Do this: Below is a set of records; restate each one word for word.

Data listing:

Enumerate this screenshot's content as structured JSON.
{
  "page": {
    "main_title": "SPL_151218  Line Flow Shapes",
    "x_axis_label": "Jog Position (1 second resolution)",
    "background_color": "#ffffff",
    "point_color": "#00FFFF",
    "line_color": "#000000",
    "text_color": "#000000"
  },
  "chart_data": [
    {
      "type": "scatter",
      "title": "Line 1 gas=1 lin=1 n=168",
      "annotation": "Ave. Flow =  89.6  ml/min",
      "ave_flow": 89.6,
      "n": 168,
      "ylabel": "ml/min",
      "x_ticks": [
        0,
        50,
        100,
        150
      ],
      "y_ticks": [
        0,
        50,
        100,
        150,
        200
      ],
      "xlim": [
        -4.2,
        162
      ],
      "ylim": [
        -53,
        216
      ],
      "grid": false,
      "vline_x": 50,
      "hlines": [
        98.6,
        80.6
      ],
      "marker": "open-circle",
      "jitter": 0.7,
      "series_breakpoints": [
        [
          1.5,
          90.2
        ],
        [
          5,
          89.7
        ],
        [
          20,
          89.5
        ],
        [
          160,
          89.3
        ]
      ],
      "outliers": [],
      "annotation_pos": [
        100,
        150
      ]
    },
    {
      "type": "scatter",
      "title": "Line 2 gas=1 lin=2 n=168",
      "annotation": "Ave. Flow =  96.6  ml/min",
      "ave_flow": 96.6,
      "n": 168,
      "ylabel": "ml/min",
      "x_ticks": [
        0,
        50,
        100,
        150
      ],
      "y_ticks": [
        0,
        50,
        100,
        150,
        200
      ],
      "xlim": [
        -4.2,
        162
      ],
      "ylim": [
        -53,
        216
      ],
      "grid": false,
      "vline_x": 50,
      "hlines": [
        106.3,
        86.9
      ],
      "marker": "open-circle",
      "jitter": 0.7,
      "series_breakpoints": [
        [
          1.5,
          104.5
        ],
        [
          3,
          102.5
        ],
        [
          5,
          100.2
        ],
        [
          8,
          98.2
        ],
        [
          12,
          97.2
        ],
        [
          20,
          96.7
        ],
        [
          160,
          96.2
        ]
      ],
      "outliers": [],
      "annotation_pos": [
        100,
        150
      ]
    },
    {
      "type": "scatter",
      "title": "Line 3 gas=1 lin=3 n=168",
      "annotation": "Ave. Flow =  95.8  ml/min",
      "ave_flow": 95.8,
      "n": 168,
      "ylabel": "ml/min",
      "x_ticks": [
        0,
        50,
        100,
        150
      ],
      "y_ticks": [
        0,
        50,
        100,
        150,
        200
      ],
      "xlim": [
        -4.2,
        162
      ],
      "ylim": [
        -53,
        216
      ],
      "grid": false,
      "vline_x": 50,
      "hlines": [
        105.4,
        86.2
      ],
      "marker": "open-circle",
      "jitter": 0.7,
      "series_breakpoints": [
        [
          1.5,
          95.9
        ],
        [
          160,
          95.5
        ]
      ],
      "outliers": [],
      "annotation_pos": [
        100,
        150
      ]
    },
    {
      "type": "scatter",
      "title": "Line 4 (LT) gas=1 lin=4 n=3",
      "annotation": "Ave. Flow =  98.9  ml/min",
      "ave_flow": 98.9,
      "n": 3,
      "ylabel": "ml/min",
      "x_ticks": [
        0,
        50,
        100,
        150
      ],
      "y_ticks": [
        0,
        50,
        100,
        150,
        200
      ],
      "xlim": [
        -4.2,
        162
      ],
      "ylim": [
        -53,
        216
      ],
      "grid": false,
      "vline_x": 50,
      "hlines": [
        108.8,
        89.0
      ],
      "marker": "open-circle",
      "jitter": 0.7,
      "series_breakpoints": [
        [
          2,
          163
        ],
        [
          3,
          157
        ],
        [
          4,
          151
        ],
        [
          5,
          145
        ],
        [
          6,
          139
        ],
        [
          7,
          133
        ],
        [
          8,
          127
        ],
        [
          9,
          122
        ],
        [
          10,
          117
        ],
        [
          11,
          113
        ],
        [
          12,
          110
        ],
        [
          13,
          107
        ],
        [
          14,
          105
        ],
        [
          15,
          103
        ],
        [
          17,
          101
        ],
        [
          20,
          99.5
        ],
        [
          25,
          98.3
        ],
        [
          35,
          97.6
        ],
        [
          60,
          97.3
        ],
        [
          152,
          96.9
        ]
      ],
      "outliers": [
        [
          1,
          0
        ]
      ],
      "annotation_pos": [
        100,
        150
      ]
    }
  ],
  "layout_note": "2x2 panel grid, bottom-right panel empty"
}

Answer to the problem:
Enumerate this screenshot's content as structured JSON.
{
  "page": {
    "main_title": "SPL_151218  Line Flow Shapes",
    "x_axis_label": "Jog Position (1 second resolution)",
    "background_color": "#ffffff",
    "point_color": "#00FFFF",
    "line_color": "#000000",
    "text_color": "#000000"
  },
  "chart_data": [
    {
      "type": "scatter",
      "title": "Line 1 gas=1 lin=1 n=168",
      "annotation": "Ave. Flow =  89.6  ml/min",
      "ave_flow": 89.6,
      "n": 168,
      "ylabel": "ml/min",
      "x_ticks": [
        0,
        50,
        100,
        150
      ],
      "y_ticks": [
        0,
        50,
        100,
        150,
        200
      ],
      "xlim": [
        -4.2,
        162
      ],
      "ylim": [
        -53,
        216
      ],
      "grid": false,
      "vline_x": 50,
      "hlines": [
        98.6,
        80.6
      ],
      "marker": "open-circle",
      "jitter": 0.7,
      "series_breakpoints": [
        [
          1.5,
          90.2
        ],
        [
          5,
          89.7
        ],
        [
          20,
          89.5
        ],
        [
          160,
          89.3
        ]
      ],
      "outliers": [],
      "annotation_pos": [
        100,
        150
      ]
    },
    {
      "type": "scatter",
      "title": "Line 2 gas=1 lin=2 n=168",
      "annotation": "Ave. Flow =  96.6  ml/min",
      "ave_flow": 96.6,
      "n": 168,
      "ylabel": "ml/min",
      "x_ticks": [
        0,
        50,
        100,
        150
      ],
      "y_ticks": [
        0,
        50,
        100,
        150,
        200
      ],
      "xlim": [
        -4.2,
        162
      ],
      "ylim": [
        -53,
        216
      ],
      "grid": false,
      "vline_x": 50,
      "hlines": [
        106.3,
        86.9
      ],
      "marker": "open-circle",
      "jitter": 0.7,
      "series_breakpoints": [
        [
          1.5,
          104.5
        ],
        [
          3,
          102.5
        ],
        [
          5,
          100.2
        ],
        [
          8,
          98.2
        ],
        [
          12,
          97.2
        ],
        [
          20,
          96.7
        ],
        [
          160,
          96.2
        ]
      ],
      "outliers": [],
      "annotation_pos": [
        100,
        150
      ]
    },
    {
      "type": "scatter",
      "title": "Line 3 gas=1 lin=3 n=168",
      "annotation": "Ave. Flow =  95.8  ml/min",
      "ave_flow": 95.8,
      "n": 168,
      "ylabel": "ml/min",
      "x_ticks": [
        0,
        50,
        100,
        150
      ],
      "y_ticks": [
        0,
        50,
        100,
        150,
        200
      ],
      "xlim": [
        -4.2,
        162
      ],
      "ylim": [
        -53,
        216
      ],
      "grid": false,
      "vline_x": 50,
      "hlines": [
        105.4,
        86.2
      ],
      "marker": "open-circle",
      "jitter": 0.7,
      "series_breakpoints": [
        [
          1.5,
          95.9
        ],
        [
          160,
          95.5
        ]
      ],
      "outliers": [],
      "annotation_pos": [
        100,
        150
      ]
    },
    {
      "type": "scatter",
      "title": "Line 4 (LT) gas=1 lin=4 n=3",
      "annotation": "Ave. Flow =  98.9  ml/min",
      "ave_flow": 98.9,
      "n": 3,
      "ylabel": "ml/min",
      "x_ticks": [
        0,
        50,
        100,
        150
      ],
      "y_ticks": [
        0,
        50,
        100,
        150,
        200
      ],
      "xlim": [
        -4.2,
        162
      ],
      "ylim": [
        -53,
        216
      ],
      "grid": false,
      "vline_x": 50,
      "hlines": [
        108.8,
        89.0
      ],
      "marker": "open-circle",
      "jitter": 0.7,
      "series_breakpoints": [
        [
          2,
          163
        ],
        [
          3,
          157
        ],
        [
          4,
          151
        ],
        [
          5,
          145
        ],
        [
          6,
          139
        ],
        [
          7,
          133
        ],
        [
          8,
          127
        ],
        [
          9,
          122
        ],
        [
          10,
          117
        ],
        [
          11,
          113
        ],
        [
          12,
          110
        ],
        [
          13,
          107
        ],
        [
          14,
          105
        ],
        [
          15,
          103
        ],
        [
          17,
          101
        ],
        [
          20,
          99.5
        ],
        [
          25,
          98.3
        ],
        [
          35,
          97.6
        ],
        [
          60,
          97.3
        ],
        [
          152,
          96.9
        ]
      ],
      "outliers": [
        [
          1,
          0
        ]
      ],
      "annotation_pos": [
        100,
        150
      ]
    }
  ],
  "layout_note": "2x2 panel grid, bottom-right panel empty"
}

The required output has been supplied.